* **WHAT THIS EXERCISE ASKS**:
1) According to the forum post, on what date did the catering company's owner hand over the letter?
2) Rewrite the stretch of the records from their start through the line containing "UI element localization: list", replacing "bounding boxes" with "coordinates" and keeping everything else unchanged. Leave the pictures out.

* **TEXT SECTION**:

Results 1 to 4 of 4
  1. #1
    Join Date
    Dec 2010

    Default Venue Forced Individual Client to Abandon Contract with Vendor

    My question involves defamation in the state of: Texas

    A little bit of background information (and I apologize in advance for being long-winded). We own a local DJ and MC company that provides entertainment and event coordination in the Houston Metropolitan area. Collectively, the major talent of this company has been servicing this area for almost 13 years. For the last three years, we were the vendor of choice at the venue mentioned below.

    The Issue:

    The relationship with the owner of the catering company (who was also the unofficial management of the venue) became bitter (most likely due to personal reasons). However, we were able to easily continue providing services to all clients related to the venue with virtually zero interference.

    On October 24th, 2010 we were completing an even when the owner of the catering company handed over a letter & verbally stated "You have been served". The letter was on the catering company's letterhead and stated the following:

    It is unfortunate that our professional relationship must come to an end. Effective immediately (name of catering company) and (name of venue) will no longer require your contracted services.

    In addition, understand that (name of catering company) and (name of venue) are registered company names and are solely owned. Any use of these names by you or anyone working with or for you is prohibited. These names may only be used if prior written consent is obtained from (owner of catering company) or (owner of venue). This includes but is not limited to advertisement, postings, blogs, photos, etc.

    Effective immediately, (employee) and (employee) are no longer welcome on the property of (address) for any reason. Any attempt to gain access without specific authorization by me or (owner of venue) will be viewed as a violation and reported to the proper authorities.

    Owner of catering company

    Cc: Sheriffs Dept
    Cc: Police Dept
    Cc: Owner of Venue

    To be quite honest; I have no idea (absolutely none) why we were handed this letter. We and the owner of the catering company had done business together for a very long time. We are an extremely professional company with the customers interests in mind (after all, we are in the business of creating the most pleasantly memorable experience).

    In response to what is written in the letter:

    Para. 1 we do not provide services to either of the companies (venue, nor caterer), we provide services on an individual contract basis.

    Para. 2 All references to the venue were removed from our website.

    Para. 3 The persons listed have not returned to the property.

    When asked why the two people listed in the letter were no longer welcomed, she said it was because of an email sent calling names; however, we never did such a thing. It is believed this relationship came to an end because we would no longer provide free/discounted services to the catering company's friends and family.

    Regardless, the fact that we were no longer welcomed did not bother us too much. It was stated by us that it was indeed unfortunate that the business relationship had come to this, and noted that the letter and manner in which it was served was not legal (as I now understand; one must have a verifiable history of criminal activity before one can successfully obtain a trespassing restraining order. This was no order, it was a notice). We have every intention of honoring their request and the two people mentioned in the letter would no longer step foot on the property.

* **MATERIAL FOR THE TASK**:
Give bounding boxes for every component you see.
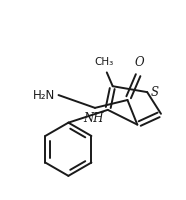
- Text: H₂N: H₂N: [33, 89, 56, 102]
- Text: NH: NH: [83, 112, 103, 125]
- Text: S: S: [151, 86, 159, 99]
- Text: O: O: [134, 56, 144, 69]
- Text: CH₃: CH₃: [94, 57, 113, 67]
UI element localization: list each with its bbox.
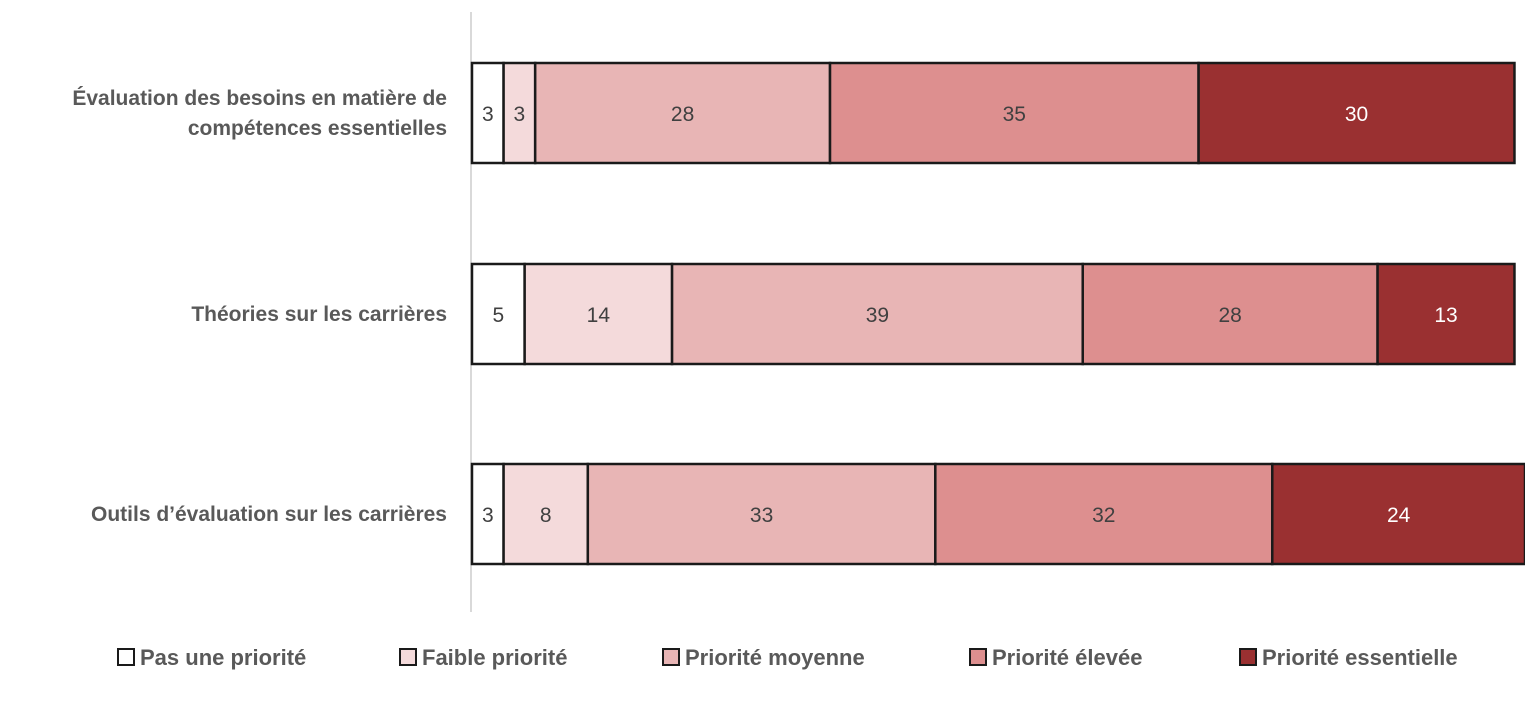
bar-segment <box>470 462 505 566</box>
category-labels: Évaluation des besoins en matière de comp… <box>72 87 447 526</box>
legend-swatch <box>1239 648 1257 666</box>
data-label: 35 <box>1003 103 1026 126</box>
bars: 3 3 28 35 305 14 39 28 133 8 33 32 24 <box>470 61 1525 566</box>
bar-segment <box>1271 462 1525 566</box>
data-label: 3 <box>482 504 494 527</box>
legend-label: Faible priorité <box>422 645 567 670</box>
data-label: 8 <box>540 504 552 527</box>
data-label: 28 <box>1218 304 1241 327</box>
category-label: Évaluation des besoins en matière de <box>72 87 447 110</box>
data-label: 28 <box>671 103 694 126</box>
legend-label: Priorité moyenne <box>685 645 865 670</box>
data-label: 5 <box>492 304 504 327</box>
data-label: 24 <box>1387 504 1411 527</box>
bar-segment <box>1081 262 1379 366</box>
legend-label: Pas une priorité <box>140 645 306 670</box>
data-label: 39 <box>866 304 889 327</box>
data-label: 32 <box>1092 504 1115 527</box>
category-label: compétences essentielles <box>188 117 447 140</box>
legend-swatch <box>969 648 987 666</box>
bar-segment <box>1197 61 1516 165</box>
category-label: Outils d’évaluation sur les carrières <box>91 503 447 526</box>
legend-swatch <box>399 648 417 666</box>
bar-segment <box>533 61 832 165</box>
bar-segment <box>1376 262 1516 366</box>
bar-segment <box>586 462 937 566</box>
data-label: 30 <box>1345 103 1368 126</box>
legend-swatch <box>662 648 680 666</box>
data-label: 33 <box>750 504 773 527</box>
data-label: 14 <box>587 304 611 327</box>
bar-segment <box>934 462 1274 566</box>
legend-swatch <box>117 648 135 666</box>
legend-label: Priorité essentielle <box>1262 645 1458 670</box>
data-label: 3 <box>482 103 494 126</box>
legend: Pas une priorité Faible priorité Priorité … <box>117 645 1458 670</box>
category-label: Théories sur les carrières <box>191 303 447 326</box>
data-label: 13 <box>1434 304 1457 327</box>
data-label: 3 <box>514 103 526 126</box>
legend-label: Priorité élevée <box>992 645 1142 670</box>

* **CORRECT ANSWERS**:
1) October 24th, 2010

2)
Give coordinates for every component you see.
- Text: H₂N: H₂N: [33, 89, 56, 102]
- Text: NH: NH: [83, 112, 103, 125]
- Text: S: S: [151, 86, 159, 99]
- Text: O: O: [134, 56, 144, 69]
- Text: CH₃: CH₃: [94, 57, 113, 67]
UI element localization: list each with its bbox.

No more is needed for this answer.